— BEGIN EXERCISE MATERIALS —
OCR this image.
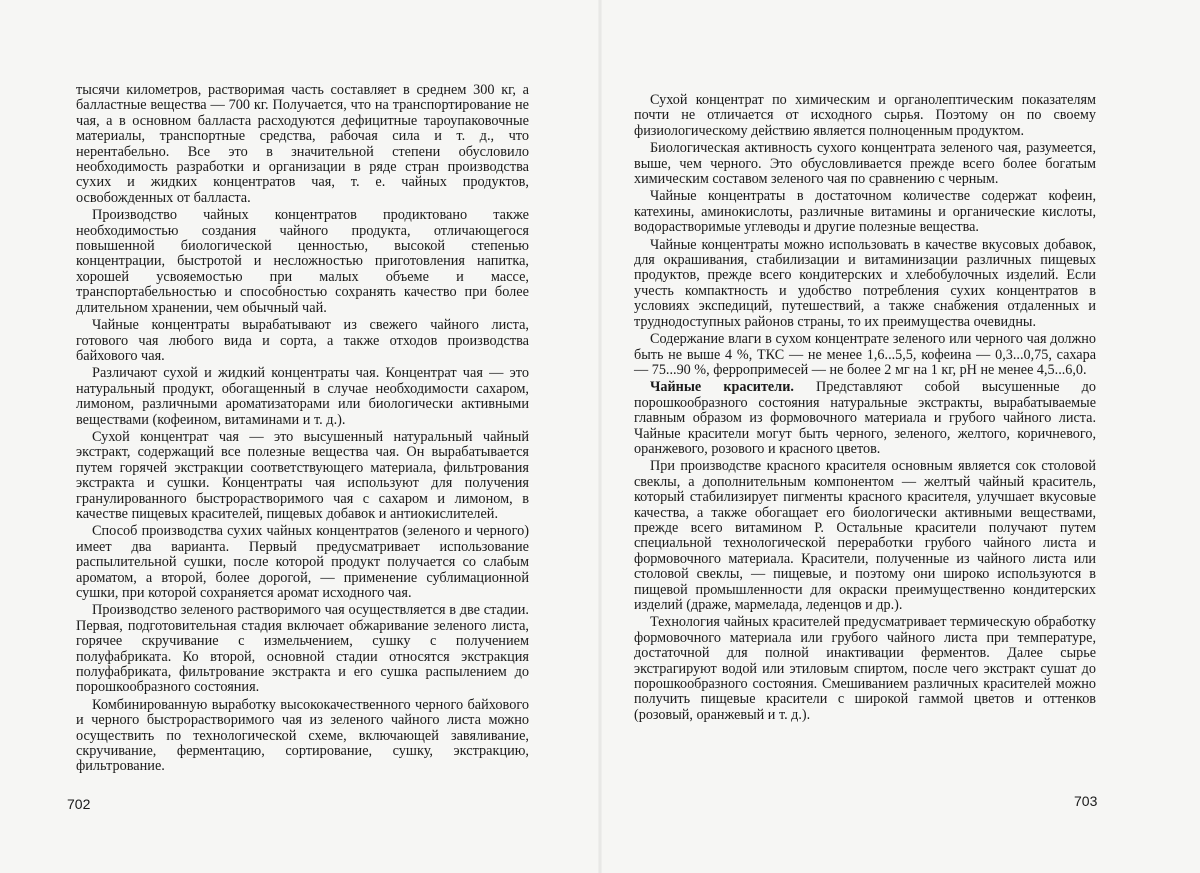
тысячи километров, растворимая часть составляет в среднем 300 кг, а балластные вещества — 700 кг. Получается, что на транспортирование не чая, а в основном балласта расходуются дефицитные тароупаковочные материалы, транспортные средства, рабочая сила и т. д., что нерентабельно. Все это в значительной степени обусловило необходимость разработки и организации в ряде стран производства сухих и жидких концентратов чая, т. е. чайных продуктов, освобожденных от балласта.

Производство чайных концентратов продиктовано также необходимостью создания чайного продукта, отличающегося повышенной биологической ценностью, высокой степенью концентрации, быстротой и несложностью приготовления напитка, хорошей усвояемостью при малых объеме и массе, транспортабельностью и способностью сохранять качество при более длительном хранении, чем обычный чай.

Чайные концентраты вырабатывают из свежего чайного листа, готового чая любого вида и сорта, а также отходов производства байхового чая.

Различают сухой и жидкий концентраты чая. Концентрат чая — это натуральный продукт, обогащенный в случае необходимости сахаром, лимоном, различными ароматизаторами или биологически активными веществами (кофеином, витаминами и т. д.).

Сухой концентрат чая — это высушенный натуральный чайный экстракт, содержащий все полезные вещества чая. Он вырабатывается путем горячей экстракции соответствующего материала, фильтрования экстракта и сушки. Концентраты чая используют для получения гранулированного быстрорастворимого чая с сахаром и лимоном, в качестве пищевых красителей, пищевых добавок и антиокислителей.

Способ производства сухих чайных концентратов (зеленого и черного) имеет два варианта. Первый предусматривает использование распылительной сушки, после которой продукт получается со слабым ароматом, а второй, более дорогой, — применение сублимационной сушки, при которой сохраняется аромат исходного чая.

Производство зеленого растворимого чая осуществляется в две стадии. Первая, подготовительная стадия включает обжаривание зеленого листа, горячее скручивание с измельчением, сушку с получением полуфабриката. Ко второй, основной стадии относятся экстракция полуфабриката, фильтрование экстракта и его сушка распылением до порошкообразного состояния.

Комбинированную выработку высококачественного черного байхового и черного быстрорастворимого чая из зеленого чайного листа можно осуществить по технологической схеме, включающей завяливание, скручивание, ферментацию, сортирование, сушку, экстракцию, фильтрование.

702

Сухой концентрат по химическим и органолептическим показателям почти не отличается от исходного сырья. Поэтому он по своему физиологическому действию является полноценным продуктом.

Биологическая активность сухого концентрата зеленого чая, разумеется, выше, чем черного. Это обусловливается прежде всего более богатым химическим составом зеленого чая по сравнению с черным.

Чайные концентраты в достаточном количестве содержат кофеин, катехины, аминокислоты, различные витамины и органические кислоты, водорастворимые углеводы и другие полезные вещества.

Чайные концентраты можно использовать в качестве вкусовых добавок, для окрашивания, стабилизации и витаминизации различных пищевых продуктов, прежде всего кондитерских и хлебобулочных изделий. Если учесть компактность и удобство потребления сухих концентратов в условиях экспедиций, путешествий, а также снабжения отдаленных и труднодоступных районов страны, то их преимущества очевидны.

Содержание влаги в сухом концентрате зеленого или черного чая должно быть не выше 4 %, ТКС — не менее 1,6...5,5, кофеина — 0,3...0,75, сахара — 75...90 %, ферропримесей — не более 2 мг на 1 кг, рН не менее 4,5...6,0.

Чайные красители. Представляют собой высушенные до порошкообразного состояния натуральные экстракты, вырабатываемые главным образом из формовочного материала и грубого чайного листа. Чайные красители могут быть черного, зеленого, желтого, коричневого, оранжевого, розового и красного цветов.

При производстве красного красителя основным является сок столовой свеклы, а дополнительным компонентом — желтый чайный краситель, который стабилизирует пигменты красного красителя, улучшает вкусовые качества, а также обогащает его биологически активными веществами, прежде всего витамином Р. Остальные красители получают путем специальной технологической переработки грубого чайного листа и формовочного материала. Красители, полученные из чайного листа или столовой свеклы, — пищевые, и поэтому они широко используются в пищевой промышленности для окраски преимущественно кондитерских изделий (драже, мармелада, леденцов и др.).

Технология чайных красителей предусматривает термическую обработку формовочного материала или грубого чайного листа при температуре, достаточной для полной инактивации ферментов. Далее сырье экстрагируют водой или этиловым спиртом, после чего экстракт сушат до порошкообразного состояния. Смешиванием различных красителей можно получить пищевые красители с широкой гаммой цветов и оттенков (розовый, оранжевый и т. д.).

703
— END EXERCISE MATERIALS —
— BEGIN EXERCISE MATERIALS —
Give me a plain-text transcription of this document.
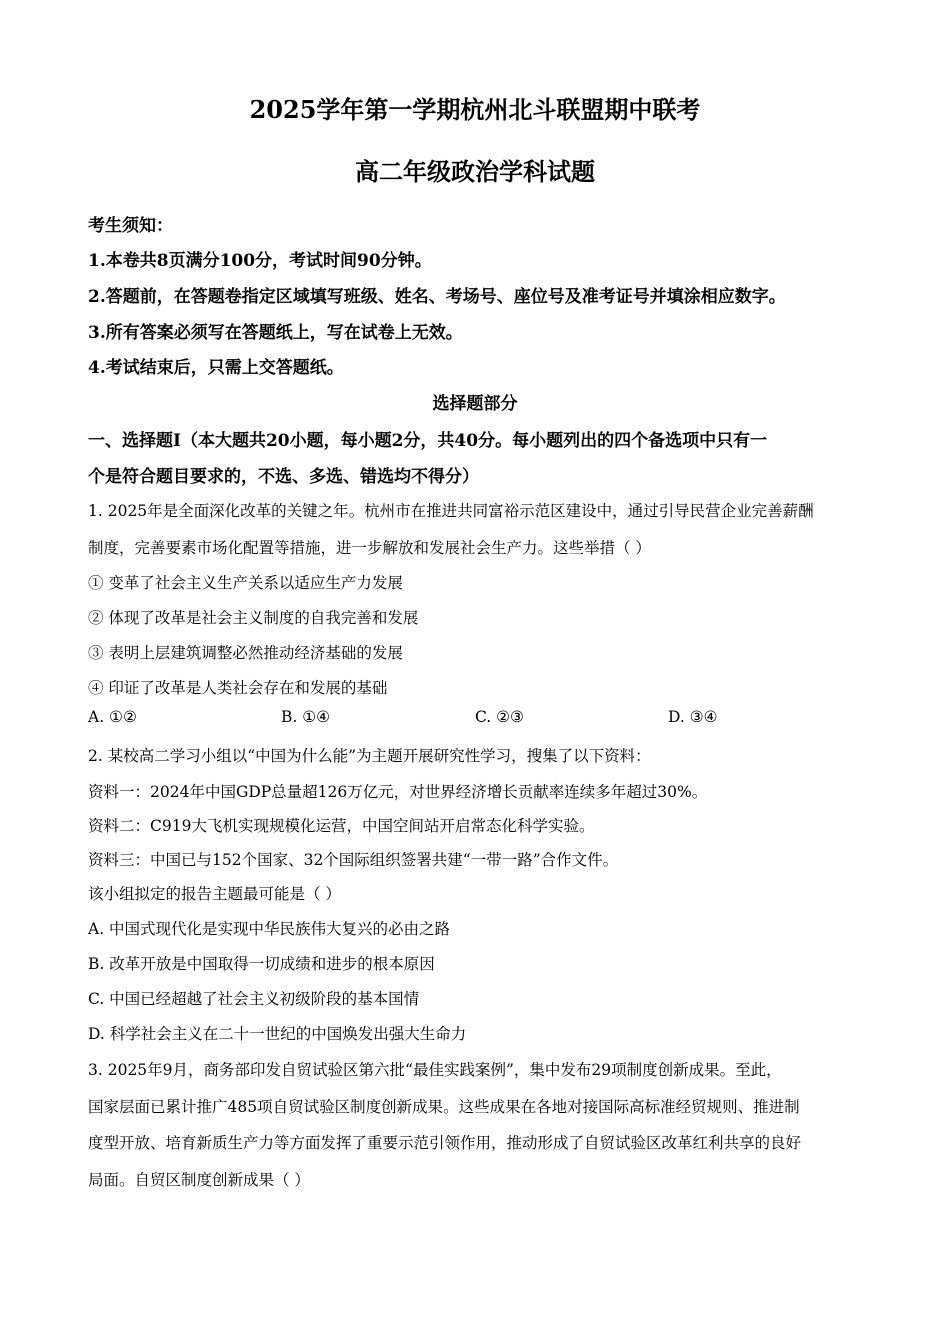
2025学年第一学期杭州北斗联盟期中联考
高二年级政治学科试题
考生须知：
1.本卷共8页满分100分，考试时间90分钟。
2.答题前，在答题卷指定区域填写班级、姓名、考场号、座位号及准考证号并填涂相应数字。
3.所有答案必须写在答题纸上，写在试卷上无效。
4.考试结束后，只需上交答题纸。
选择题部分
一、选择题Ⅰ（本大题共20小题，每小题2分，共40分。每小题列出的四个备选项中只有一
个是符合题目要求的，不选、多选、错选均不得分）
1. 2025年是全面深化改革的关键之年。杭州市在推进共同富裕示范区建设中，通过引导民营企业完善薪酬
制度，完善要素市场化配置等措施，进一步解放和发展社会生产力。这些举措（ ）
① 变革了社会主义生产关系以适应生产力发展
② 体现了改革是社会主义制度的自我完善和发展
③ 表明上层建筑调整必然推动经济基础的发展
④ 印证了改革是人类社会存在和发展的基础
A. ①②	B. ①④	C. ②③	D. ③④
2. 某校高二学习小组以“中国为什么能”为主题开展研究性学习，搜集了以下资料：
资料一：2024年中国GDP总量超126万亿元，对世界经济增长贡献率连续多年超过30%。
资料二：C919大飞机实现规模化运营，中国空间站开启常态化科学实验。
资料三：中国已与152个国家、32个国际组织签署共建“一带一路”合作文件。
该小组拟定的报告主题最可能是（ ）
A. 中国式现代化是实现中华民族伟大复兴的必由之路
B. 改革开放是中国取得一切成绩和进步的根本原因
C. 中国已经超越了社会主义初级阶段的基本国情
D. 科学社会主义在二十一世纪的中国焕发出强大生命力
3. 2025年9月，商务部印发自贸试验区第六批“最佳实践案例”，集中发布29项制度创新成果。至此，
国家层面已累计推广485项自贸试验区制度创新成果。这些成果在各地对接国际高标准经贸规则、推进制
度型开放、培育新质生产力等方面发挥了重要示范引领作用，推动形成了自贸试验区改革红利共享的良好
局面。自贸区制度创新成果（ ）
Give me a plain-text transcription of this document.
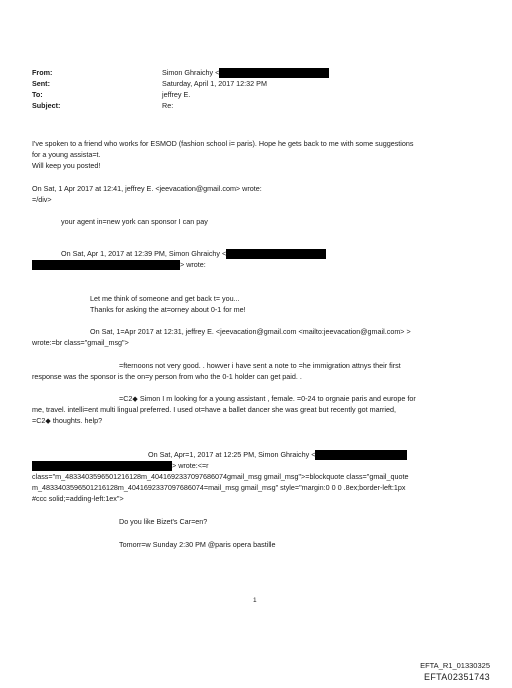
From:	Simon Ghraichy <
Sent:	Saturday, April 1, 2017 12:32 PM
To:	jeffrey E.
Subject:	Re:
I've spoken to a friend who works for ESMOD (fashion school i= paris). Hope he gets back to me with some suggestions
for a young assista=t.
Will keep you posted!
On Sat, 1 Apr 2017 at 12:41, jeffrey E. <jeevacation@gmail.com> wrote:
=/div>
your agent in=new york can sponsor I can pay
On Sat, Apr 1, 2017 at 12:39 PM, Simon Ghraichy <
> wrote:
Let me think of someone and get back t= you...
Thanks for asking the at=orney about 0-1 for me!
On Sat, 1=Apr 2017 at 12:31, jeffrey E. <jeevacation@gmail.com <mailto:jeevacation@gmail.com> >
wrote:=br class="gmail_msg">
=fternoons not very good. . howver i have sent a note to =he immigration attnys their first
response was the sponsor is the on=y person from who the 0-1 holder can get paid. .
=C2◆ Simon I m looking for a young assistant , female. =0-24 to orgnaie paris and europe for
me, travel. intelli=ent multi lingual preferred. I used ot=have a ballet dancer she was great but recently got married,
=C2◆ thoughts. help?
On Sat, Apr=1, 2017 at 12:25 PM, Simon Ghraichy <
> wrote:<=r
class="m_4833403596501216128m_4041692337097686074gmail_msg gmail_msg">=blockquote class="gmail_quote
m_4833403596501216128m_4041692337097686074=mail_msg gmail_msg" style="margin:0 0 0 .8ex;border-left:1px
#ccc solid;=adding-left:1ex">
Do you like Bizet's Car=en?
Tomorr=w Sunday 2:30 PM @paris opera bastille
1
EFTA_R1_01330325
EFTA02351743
— END EXERCISE MATERIALS —
— BEGIN EXERCISE MATERIALS —
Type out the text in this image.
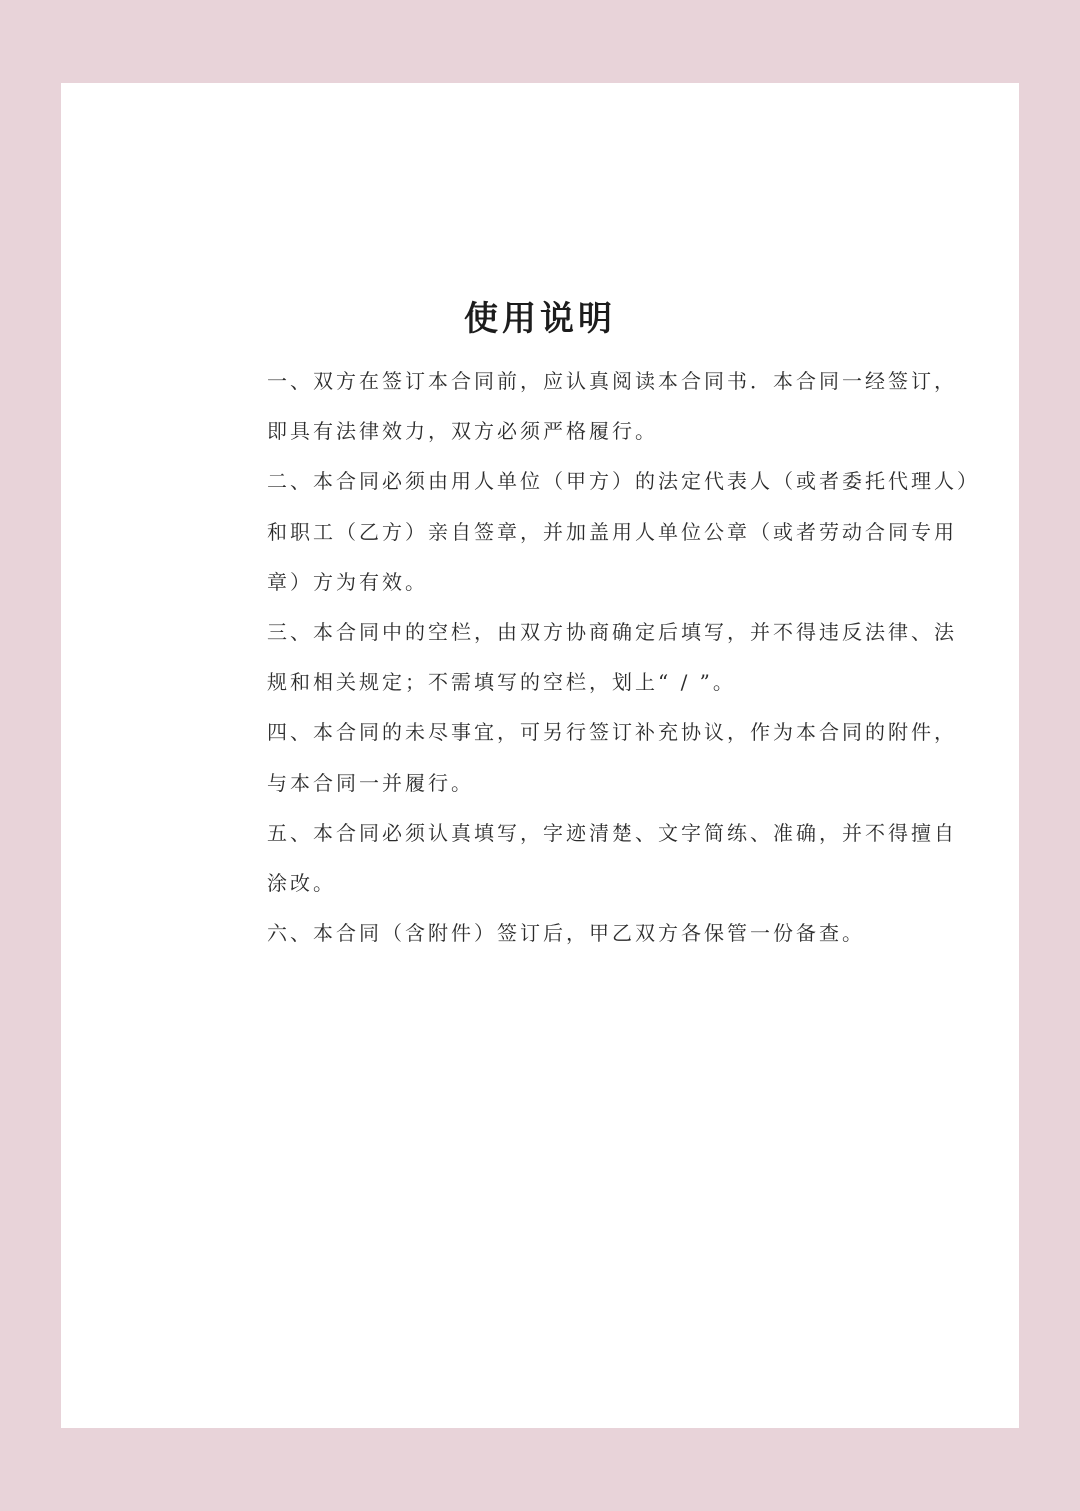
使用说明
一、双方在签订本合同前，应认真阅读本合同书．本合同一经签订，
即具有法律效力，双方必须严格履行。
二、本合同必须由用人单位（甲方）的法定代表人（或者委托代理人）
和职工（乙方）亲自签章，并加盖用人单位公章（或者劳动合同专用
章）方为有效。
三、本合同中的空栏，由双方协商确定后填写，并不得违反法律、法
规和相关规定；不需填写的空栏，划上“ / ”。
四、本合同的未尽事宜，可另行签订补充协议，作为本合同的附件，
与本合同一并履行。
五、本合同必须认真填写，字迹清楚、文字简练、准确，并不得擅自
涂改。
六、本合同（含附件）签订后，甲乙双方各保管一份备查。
— END EXERCISE MATERIALS —
PROBLEM DETAILS -
Search the preceding listing for "have" and extract every line where it is found.

SOLUTION TO THIS PROBLEM -
=fternoons not very good. . howver i have sent a note to =he immigration attnys their first
me, travel. intelli=ent multi lingual preferred. I used ot=have a ballet dancer she was great but recently got married,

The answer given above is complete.